[PAGE TEXT — start]
Before I jump into my data logging, I am going to say that I found some discussion on the forums about those that had gone before me with aggressive or even no cats. No cats requires defeat mechanisms. Not my cup of tea. But one trick that came up was bung extensions for the O2 sensors. I bought 2 on Amazon for $18. I’m going to be diplomatic and call them a data smoothing device. Similar to another approach which I found, which was to add capacitors to the O2 sensor wiring. At this point, I am not needing to go down that path but it seems like it would be worth pursuing if the bungs don’t work.

OK, getting back to the data. I have data Before Bungs and data After Bungs. My test setup was to attach the OBD cable for the Durametric to my laptop, drive the car, and collect Actual Valves. I found pretty quickly that on a flat road, if I was in a high gear and shooting for 2500 rpm or so, the Engine Load values generally fell into the require range of 22% to 41%.

If you datalog O2 sensor voltages, they jump all over the place as you shift, accelerate, de-accelerate, etc. But if you keep the Engine Load and RPMs in the Diagnostic Requirements range, they are pretty stable. But not totally. BTW, I read somewhere that this cat efficiency check is only done once per engine start cycle. Anyway, I went to a nearby quiet road and collected data before I put the bungs in. Then I put in the bungs. Initially after installing the bungs, I just drove to see if I was setting Pending Codes P0421/0431. Amazingly, I was not! Then I took some data.
[PAGE TEXT — finish]
_TASK REQUIREMENTS_:
Retype the O2 sensor passage, starting at "Before I jump" and ending at "bungs don’t work.".
[PROVIDED DATA — start]
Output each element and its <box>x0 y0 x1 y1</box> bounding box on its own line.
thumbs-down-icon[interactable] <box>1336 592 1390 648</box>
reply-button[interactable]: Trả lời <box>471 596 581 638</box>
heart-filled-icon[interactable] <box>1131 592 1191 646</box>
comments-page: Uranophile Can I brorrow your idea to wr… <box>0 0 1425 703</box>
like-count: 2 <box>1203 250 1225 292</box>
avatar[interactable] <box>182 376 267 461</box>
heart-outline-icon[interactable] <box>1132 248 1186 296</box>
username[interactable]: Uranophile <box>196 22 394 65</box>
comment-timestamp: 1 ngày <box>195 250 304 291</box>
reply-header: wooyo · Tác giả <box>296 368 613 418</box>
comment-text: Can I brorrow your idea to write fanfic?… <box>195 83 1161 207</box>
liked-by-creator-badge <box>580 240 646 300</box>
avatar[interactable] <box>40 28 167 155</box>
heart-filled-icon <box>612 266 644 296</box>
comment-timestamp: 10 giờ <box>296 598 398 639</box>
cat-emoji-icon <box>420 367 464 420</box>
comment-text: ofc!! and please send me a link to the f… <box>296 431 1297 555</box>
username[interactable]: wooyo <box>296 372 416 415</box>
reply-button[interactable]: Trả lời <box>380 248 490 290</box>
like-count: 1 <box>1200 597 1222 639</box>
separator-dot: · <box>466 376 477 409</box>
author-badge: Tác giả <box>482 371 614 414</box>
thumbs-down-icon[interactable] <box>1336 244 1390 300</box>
[PROVIDED DATA — finish]
_RESULT_:
Before I jump into my data logging, I am going to say that I found some discussion on the forums about those that had gone before me with aggressive or even no cats. No cats requires defeat mechanisms. Not my cup of tea. But one trick that came up was bung extensions for the O2 sensors. I bought 2 on Amazon for $18. I’m going to be diplomatic and call them a data smoothing device. Similar to another approach which I found, which was to add capacitors to the O2 sensor wiring. At this point, I am not needing to go down that path but it seems like it would be worth pursuing if the bungs don’t work.